**AVAILABLE RECORDS:**
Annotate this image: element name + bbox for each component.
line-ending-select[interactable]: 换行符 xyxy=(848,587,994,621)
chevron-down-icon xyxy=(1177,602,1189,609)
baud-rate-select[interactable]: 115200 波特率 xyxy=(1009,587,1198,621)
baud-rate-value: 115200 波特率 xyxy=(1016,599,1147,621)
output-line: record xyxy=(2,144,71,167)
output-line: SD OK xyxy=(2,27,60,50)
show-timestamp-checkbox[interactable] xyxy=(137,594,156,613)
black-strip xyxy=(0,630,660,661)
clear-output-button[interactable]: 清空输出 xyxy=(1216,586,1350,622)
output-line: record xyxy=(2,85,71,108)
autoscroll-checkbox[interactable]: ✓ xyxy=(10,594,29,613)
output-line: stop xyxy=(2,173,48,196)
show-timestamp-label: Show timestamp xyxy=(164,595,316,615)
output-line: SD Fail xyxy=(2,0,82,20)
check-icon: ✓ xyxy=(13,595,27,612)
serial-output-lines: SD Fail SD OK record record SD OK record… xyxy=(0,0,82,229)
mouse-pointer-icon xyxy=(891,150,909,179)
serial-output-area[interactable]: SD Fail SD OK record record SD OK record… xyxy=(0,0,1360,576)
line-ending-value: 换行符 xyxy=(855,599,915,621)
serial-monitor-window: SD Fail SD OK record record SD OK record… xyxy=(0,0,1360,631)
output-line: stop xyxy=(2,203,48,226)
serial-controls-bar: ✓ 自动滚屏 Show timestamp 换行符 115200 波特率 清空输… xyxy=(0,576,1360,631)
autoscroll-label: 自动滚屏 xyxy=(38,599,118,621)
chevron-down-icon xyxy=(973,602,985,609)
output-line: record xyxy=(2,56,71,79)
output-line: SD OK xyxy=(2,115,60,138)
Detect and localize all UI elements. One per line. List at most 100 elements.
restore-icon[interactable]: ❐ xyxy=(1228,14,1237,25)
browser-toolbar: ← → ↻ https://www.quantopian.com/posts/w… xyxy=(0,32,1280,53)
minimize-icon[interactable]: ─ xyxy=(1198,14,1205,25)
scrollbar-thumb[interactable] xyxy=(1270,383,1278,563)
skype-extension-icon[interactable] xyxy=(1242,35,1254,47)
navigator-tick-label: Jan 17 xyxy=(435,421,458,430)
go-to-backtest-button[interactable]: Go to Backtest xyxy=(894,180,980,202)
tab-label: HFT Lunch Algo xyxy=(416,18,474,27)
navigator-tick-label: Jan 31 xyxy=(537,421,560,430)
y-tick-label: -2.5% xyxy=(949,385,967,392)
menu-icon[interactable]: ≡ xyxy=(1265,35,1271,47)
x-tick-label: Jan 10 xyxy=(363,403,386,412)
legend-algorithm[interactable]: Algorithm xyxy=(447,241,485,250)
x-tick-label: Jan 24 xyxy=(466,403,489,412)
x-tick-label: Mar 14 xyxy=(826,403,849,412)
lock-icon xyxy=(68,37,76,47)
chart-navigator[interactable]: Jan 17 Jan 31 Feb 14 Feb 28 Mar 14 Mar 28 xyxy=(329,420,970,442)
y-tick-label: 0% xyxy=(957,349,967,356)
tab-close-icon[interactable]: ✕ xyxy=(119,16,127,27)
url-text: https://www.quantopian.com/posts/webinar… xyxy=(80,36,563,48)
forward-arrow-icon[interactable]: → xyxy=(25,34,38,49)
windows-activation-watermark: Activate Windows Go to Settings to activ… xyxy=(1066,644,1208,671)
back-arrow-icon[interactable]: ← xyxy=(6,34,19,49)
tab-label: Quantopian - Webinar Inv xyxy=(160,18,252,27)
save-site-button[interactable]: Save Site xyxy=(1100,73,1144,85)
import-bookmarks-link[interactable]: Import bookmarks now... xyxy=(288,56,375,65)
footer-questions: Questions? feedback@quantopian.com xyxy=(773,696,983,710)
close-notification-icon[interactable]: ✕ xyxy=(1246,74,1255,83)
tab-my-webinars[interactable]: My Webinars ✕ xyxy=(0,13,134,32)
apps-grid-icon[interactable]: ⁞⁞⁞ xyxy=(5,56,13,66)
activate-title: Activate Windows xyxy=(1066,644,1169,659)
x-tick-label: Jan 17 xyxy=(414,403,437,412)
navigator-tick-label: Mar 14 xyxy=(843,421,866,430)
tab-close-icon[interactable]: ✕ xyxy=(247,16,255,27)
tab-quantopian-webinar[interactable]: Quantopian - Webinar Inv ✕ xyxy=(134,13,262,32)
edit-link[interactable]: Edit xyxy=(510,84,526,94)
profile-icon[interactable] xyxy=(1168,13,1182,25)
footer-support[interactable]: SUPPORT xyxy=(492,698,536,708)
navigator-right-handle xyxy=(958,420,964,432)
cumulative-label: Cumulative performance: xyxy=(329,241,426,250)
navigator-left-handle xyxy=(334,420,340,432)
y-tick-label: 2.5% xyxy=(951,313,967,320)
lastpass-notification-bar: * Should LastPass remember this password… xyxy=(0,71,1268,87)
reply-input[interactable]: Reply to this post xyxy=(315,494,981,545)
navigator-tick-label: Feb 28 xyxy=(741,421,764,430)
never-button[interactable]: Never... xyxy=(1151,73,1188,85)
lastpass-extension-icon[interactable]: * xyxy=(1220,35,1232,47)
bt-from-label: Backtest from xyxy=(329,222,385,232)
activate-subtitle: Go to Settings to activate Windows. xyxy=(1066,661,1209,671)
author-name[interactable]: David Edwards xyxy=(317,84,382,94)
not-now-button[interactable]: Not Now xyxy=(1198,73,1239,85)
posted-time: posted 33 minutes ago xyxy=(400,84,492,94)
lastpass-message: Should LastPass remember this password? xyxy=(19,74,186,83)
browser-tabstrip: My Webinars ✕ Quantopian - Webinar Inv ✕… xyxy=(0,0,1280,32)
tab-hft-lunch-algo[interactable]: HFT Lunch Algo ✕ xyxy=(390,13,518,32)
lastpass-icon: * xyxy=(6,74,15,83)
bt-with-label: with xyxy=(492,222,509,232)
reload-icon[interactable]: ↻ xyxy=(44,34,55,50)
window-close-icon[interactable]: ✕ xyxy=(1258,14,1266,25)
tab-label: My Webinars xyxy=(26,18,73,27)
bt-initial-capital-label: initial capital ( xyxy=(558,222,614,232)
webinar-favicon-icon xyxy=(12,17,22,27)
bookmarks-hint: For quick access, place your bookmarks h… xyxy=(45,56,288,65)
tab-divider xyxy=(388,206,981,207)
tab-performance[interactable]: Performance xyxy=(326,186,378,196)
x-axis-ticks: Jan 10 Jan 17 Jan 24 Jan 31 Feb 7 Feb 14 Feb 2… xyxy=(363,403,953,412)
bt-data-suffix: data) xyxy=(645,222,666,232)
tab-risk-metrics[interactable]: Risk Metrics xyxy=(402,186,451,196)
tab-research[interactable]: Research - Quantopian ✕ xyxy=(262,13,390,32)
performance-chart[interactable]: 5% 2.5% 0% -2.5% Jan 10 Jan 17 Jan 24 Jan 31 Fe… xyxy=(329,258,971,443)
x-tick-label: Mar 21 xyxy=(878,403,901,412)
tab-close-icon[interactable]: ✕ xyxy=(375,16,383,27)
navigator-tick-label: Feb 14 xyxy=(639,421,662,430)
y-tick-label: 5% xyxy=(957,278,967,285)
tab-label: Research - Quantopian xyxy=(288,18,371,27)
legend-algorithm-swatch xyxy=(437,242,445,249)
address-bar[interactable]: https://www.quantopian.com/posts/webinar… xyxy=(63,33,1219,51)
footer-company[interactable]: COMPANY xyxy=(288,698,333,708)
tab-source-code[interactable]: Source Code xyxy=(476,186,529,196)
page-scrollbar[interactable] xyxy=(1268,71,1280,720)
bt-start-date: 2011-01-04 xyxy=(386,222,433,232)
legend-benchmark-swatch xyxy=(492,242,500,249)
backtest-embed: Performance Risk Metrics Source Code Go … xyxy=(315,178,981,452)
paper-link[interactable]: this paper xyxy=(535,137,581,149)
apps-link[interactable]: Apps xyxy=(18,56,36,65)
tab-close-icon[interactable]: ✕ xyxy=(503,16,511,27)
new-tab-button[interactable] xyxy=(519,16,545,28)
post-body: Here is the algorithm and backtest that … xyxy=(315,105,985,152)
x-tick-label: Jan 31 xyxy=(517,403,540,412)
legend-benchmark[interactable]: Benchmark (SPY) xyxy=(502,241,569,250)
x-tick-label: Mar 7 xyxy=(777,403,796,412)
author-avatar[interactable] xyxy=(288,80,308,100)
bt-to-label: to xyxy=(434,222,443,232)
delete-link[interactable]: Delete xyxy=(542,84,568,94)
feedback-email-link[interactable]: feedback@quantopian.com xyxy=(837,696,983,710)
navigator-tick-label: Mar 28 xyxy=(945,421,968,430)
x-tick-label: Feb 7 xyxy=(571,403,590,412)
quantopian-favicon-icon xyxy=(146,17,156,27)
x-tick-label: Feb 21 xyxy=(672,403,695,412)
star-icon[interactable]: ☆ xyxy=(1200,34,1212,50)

**EXERCISE AIM:**
Reproduce everything from the start of the records down to the line containing "baud-rate-value: 115200 波特率", renaming "chevron-down-icon" to "dropdown-arrow-icon" and leaving everything else unchanged.

**ANSWER TO THIS EXERCISE:**
Annotate this image: element name + bbox for each component.
line-ending-select[interactable]: 换行符 xyxy=(848,587,994,621)
dropdown-arrow-icon xyxy=(1177,602,1189,609)
baud-rate-select[interactable]: 115200 波特率 xyxy=(1009,587,1198,621)
baud-rate-value: 115200 波特率 xyxy=(1016,599,1147,621)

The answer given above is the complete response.